Extract every line below verbatim, leaving the pictures out of your answer.

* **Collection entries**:
——
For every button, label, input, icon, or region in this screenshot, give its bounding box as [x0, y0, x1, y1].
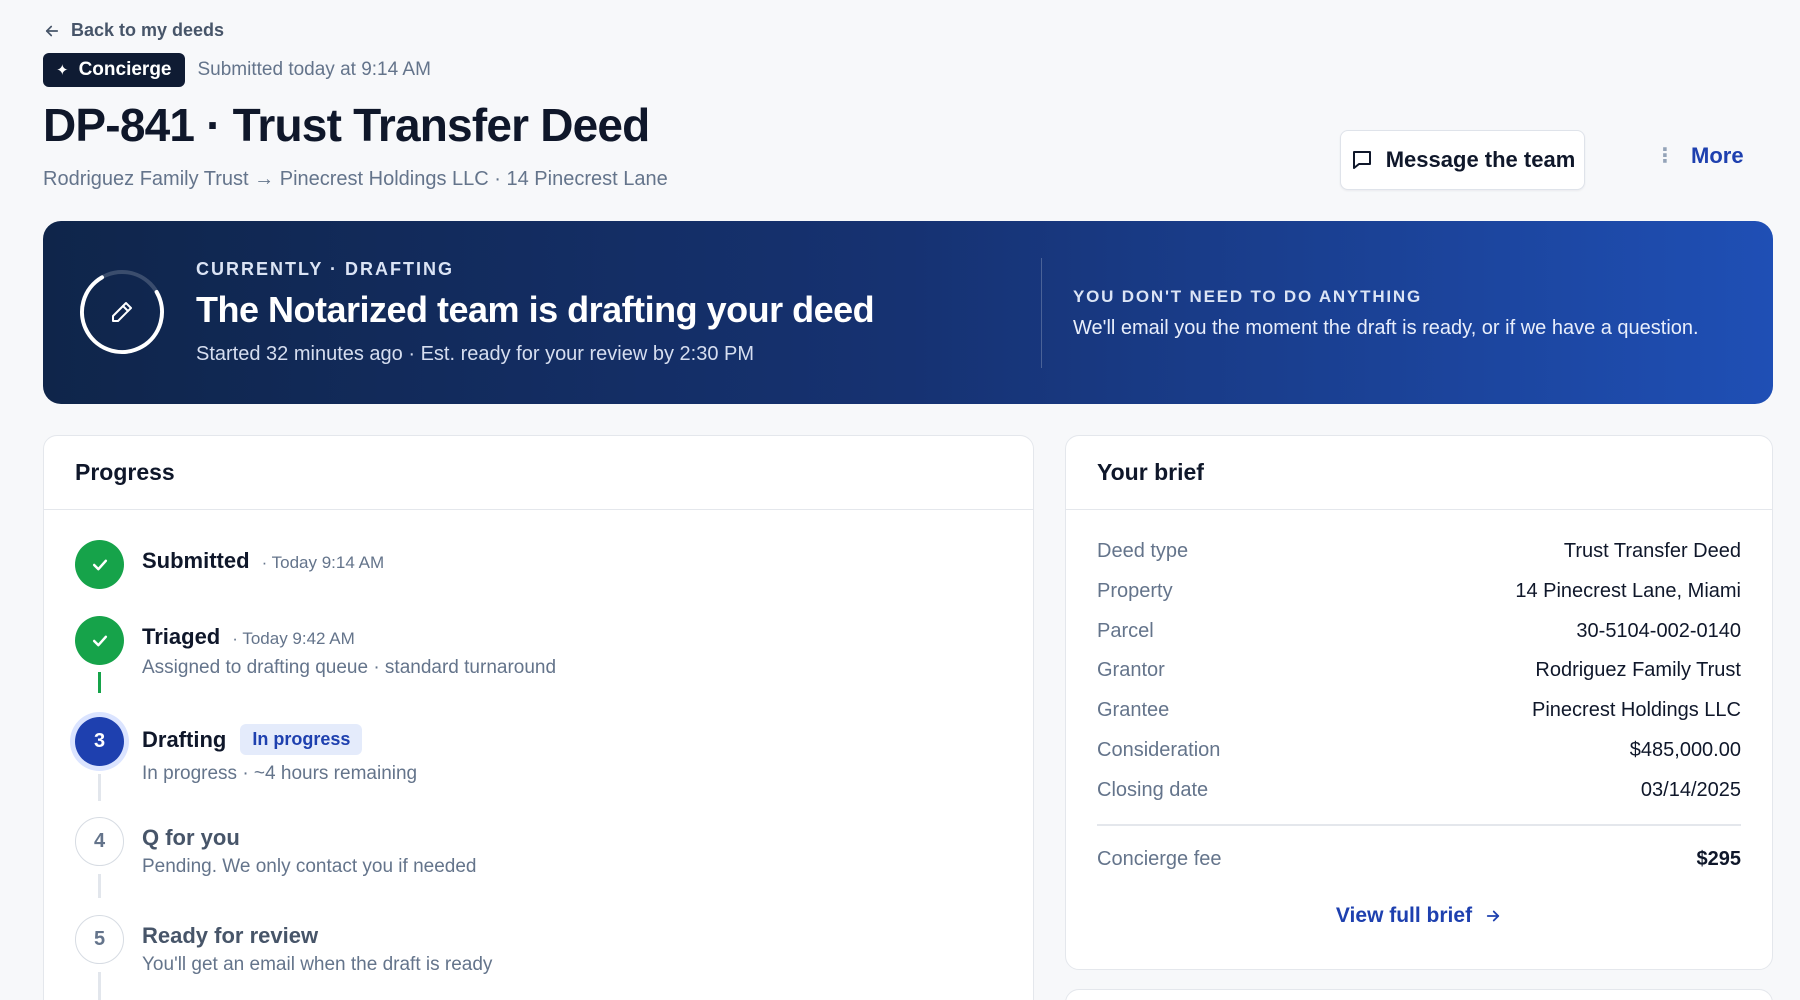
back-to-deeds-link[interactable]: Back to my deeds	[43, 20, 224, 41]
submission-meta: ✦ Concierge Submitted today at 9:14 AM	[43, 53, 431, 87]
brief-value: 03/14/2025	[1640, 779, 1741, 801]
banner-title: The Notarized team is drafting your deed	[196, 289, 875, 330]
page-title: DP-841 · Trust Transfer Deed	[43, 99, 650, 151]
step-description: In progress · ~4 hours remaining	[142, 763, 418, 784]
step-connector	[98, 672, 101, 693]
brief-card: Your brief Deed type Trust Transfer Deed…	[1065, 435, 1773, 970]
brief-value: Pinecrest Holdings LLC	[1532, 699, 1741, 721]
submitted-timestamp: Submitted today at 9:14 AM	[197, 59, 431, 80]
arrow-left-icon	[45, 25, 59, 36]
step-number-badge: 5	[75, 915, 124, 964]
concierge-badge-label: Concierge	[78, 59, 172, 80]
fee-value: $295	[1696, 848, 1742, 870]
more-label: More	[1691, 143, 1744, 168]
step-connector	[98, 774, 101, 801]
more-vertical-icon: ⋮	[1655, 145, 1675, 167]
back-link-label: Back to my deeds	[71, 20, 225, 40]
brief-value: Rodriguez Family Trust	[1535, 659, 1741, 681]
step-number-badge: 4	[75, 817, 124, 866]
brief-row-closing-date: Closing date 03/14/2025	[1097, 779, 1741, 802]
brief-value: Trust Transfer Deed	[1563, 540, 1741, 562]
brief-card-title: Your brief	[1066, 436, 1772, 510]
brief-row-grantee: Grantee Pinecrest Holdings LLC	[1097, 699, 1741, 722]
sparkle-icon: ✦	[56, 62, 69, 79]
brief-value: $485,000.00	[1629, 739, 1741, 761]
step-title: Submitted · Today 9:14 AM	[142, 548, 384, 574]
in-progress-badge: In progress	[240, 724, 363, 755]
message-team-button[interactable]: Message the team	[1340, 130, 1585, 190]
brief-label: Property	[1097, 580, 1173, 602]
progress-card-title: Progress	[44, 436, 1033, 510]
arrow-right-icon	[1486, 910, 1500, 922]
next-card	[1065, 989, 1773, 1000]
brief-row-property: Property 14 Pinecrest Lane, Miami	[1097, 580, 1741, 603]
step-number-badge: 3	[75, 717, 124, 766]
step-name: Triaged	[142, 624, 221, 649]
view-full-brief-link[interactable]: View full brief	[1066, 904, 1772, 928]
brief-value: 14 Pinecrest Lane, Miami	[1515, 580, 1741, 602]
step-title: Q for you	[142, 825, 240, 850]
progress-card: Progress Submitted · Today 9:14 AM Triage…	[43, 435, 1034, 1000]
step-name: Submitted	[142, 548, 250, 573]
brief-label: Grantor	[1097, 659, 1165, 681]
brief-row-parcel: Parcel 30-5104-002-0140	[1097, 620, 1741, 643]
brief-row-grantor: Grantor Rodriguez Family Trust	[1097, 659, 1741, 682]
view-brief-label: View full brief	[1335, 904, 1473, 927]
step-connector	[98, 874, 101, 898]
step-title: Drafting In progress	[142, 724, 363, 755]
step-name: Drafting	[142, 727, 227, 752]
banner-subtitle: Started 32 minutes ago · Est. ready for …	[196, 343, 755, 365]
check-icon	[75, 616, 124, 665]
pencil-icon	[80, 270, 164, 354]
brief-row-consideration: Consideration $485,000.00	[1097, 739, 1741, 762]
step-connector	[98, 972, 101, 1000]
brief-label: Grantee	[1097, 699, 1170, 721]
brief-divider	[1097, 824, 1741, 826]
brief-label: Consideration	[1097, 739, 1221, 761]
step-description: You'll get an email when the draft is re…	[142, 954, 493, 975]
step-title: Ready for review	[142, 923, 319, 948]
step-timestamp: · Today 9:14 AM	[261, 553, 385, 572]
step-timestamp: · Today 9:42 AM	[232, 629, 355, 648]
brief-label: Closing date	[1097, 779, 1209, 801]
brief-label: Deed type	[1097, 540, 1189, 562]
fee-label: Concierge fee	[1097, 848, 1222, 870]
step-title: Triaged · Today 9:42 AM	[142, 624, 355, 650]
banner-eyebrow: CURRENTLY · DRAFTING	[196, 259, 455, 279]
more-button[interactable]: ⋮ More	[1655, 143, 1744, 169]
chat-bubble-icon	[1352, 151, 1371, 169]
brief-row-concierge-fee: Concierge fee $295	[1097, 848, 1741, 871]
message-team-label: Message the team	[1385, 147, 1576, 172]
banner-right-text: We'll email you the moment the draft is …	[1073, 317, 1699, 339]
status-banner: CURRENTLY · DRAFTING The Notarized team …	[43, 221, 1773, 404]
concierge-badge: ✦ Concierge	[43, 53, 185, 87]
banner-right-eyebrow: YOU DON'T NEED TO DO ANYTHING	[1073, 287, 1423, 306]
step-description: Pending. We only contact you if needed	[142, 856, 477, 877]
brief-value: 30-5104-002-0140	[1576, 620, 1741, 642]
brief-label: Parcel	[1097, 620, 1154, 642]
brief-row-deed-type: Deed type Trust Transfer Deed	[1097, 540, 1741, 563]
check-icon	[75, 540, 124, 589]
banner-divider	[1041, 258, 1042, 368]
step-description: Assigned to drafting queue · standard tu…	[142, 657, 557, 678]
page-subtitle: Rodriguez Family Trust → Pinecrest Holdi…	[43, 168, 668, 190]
——
* **Answer in full**:
For every button, label, input, icon, or region in this screenshot, give its bounding box as [x0, y0, x1, y1].
back-to-deeds-link[interactable]: Back to my deeds	[43, 20, 224, 41]
submission-meta: ✦ Concierge Submitted today at 9:14 AM	[43, 53, 431, 87]
brief-value: 03/14/2025	[1640, 779, 1741, 801]
banner-title: The Notarized team is drafting your deed	[196, 289, 875, 330]
page-title: DP-841 · Trust Transfer Deed	[43, 99, 650, 151]
step-description: In progress · ~4 hours remaining	[142, 763, 418, 784]
step-connector	[98, 672, 101, 693]
brief-card: Your brief Deed type Trust Transfer Deed…	[1065, 435, 1773, 970]
brief-value: Pinecrest Holdings LLC	[1532, 699, 1741, 721]
submitted-timestamp: Submitted today at 9:14 AM	[197, 59, 431, 80]
arrow-left-icon	[45, 25, 59, 36]
step-number-badge: 5	[75, 915, 124, 964]
concierge-badge-label: Concierge	[78, 59, 172, 80]
fee-value: $295	[1696, 848, 1742, 870]
more-label: More	[1691, 143, 1744, 168]
step-connector	[98, 774, 101, 801]
more-vertical-icon: ⋮	[1655, 145, 1675, 167]
back-link-label: Back to my deeds	[71, 20, 225, 40]
brief-value: Rodriguez Family Trust	[1535, 659, 1741, 681]
step-number-badge: 4	[75, 817, 124, 866]
brief-row-closing-date: Closing date 03/14/2025	[1097, 779, 1741, 802]
brief-value: Trust Transfer Deed	[1563, 540, 1741, 562]
brief-card-title: Your brief	[1066, 436, 1772, 510]
brief-row-grantee: Grantee Pinecrest Holdings LLC	[1097, 699, 1741, 722]
sparkle-icon: ✦	[56, 62, 69, 79]
brief-value: $485,000.00	[1629, 739, 1741, 761]
step-title: Submitted · Today 9:14 AM	[142, 548, 384, 574]
in-progress-badge: In progress	[240, 724, 363, 755]
message-team-button[interactable]: Message the team	[1340, 130, 1585, 190]
brief-label: Property	[1097, 580, 1173, 602]
progress-card-title: Progress	[44, 436, 1033, 510]
arrow-right-icon	[1486, 910, 1500, 922]
next-card	[1065, 989, 1773, 1000]
brief-row-property: Property 14 Pinecrest Lane, Miami	[1097, 580, 1741, 603]
step-number-badge: 3	[75, 717, 124, 766]
step-name: Triaged	[142, 624, 221, 649]
view-full-brief-link[interactable]: View full brief	[1066, 904, 1772, 928]
brief-value: 14 Pinecrest Lane, Miami	[1515, 580, 1741, 602]
step-title: Q for you	[142, 825, 240, 850]
progress-card: Progress Submitted · Today 9:14 AM Triage…	[43, 435, 1034, 1000]
step-name: Submitted	[142, 548, 250, 573]
brief-label: Grantor	[1097, 659, 1165, 681]
brief-row-parcel: Parcel 30-5104-002-0140	[1097, 620, 1741, 643]
brief-row-grantor: Grantor Rodriguez Family Trust	[1097, 659, 1741, 682]
view-brief-label: View full brief	[1335, 904, 1473, 927]
step-connector	[98, 874, 101, 898]
step-title: Drafting In progress	[142, 724, 363, 755]
step-name: Drafting	[142, 727, 227, 752]
banner-subtitle: Started 32 minutes ago · Est. ready for …	[196, 343, 755, 365]
check-icon	[75, 616, 124, 665]
pencil-icon	[80, 270, 164, 354]
brief-row-consideration: Consideration $485,000.00	[1097, 739, 1741, 762]
step-connector	[98, 972, 101, 1000]
brief-label: Grantee	[1097, 699, 1170, 721]
brief-divider	[1097, 824, 1741, 826]
brief-label: Consideration	[1097, 739, 1221, 761]
step-description: You'll get an email when the draft is re…	[142, 954, 493, 975]
step-title: Ready for review	[142, 923, 319, 948]
step-timestamp: · Today 9:14 AM	[261, 553, 385, 572]
step-timestamp: · Today 9:42 AM	[232, 629, 355, 648]
brief-label: Closing date	[1097, 779, 1209, 801]
brief-label: Deed type	[1097, 540, 1189, 562]
fee-label: Concierge fee	[1097, 848, 1222, 870]
step-title: Triaged · Today 9:42 AM	[142, 624, 355, 650]
banner-eyebrow: CURRENTLY · DRAFTING	[196, 259, 455, 279]
more-button[interactable]: ⋮ More	[1655, 143, 1744, 169]
chat-bubble-icon	[1352, 151, 1371, 169]
brief-row-concierge-fee: Concierge fee $295	[1097, 848, 1741, 871]
message-team-label: Message the team	[1385, 147, 1576, 172]
banner-right-text: We'll email you the moment the draft is …	[1073, 317, 1699, 339]
status-banner: CURRENTLY · DRAFTING The Notarized team …	[43, 221, 1773, 404]
concierge-badge: ✦ Concierge	[43, 53, 185, 87]
banner-right-eyebrow: YOU DON'T NEED TO DO ANYTHING	[1073, 287, 1423, 306]
step-description: Pending. We only contact you if needed	[142, 856, 477, 877]
brief-value: 30-5104-002-0140	[1576, 620, 1741, 642]
brief-label: Parcel	[1097, 620, 1154, 642]
brief-row-deed-type: Deed type Trust Transfer Deed	[1097, 540, 1741, 563]
check-icon	[75, 540, 124, 589]
banner-divider	[1041, 258, 1042, 368]
step-description: Assigned to drafting queue · standard tu…	[142, 657, 557, 678]
page-subtitle: Rodriguez Family Trust → Pinecrest Holdi…	[43, 168, 668, 190]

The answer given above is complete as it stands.